# Input rows
# # # # # # #

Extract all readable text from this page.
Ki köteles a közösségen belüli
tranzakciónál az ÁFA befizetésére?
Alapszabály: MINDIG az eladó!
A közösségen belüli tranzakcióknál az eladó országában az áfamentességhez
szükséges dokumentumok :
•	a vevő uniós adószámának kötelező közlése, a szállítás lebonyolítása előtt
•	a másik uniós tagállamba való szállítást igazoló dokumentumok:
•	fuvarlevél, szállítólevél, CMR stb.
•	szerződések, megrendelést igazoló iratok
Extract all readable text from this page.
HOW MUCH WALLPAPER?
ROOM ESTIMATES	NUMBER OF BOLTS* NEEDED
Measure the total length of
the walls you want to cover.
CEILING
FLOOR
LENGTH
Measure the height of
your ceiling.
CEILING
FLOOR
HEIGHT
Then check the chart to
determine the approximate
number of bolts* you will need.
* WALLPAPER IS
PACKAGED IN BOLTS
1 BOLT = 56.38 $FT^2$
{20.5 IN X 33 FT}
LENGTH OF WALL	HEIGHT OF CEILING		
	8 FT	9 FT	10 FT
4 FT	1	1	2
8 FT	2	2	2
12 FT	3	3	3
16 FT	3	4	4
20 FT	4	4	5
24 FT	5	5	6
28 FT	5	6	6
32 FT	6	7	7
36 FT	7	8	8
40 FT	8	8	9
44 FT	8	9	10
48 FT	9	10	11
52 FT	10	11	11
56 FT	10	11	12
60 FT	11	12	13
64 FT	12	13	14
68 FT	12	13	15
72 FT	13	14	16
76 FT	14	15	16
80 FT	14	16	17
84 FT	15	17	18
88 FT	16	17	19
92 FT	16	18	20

# # # # # # #

# Problem statement
Copy out every entry again, exactly as it was given.

# Exercise response
Extract all readable text from this page.
Ki köteles a közösségen belüli
tranzakciónál az ÁFA befizetésére?
Alapszabály: MINDIG az eladó!
A közösségen belüli tranzakcióknál az eladó országában az áfamentességhez
szükséges dokumentumok :
•	a vevő uniós adószámának kötelező közlése, a szállítás lebonyolítása előtt
•	a másik uniós tagállamba való szállítást igazoló dokumentumok:
•	fuvarlevél, szállítólevél, CMR stb.
•	szerződések, megrendelést igazoló iratok
Extract all readable text from this page.
HOW MUCH WALLPAPER?
ROOM ESTIMATES	NUMBER OF BOLTS* NEEDED
Measure the total length of
the walls you want to cover.
CEILING
FLOOR
LENGTH
Measure the height of
your ceiling.
CEILING
FLOOR
HEIGHT
Then check the chart to
determine the approximate
number of bolts* you will need.
* WALLPAPER IS
PACKAGED IN BOLTS
1 BOLT = 56.38 $FT^2$
{20.5 IN X 33 FT}
LENGTH OF WALL	HEIGHT OF CEILING		
	8 FT	9 FT	10 FT
4 FT	1	1	2
8 FT	2	2	2
12 FT	3	3	3
16 FT	3	4	4
20 FT	4	4	5
24 FT	5	5	6
28 FT	5	6	6
32 FT	6	7	7
36 FT	7	8	8
40 FT	8	8	9
44 FT	8	9	10
48 FT	9	10	11
52 FT	10	11	11
56 FT	10	11	12
60 FT	11	12	13
64 FT	12	13	14
68 FT	12	13	15
72 FT	13	14	16
76 FT	14	15	16
80 FT	14	16	17
84 FT	15	17	18
88 FT	16	17	19
92 FT	16	18	20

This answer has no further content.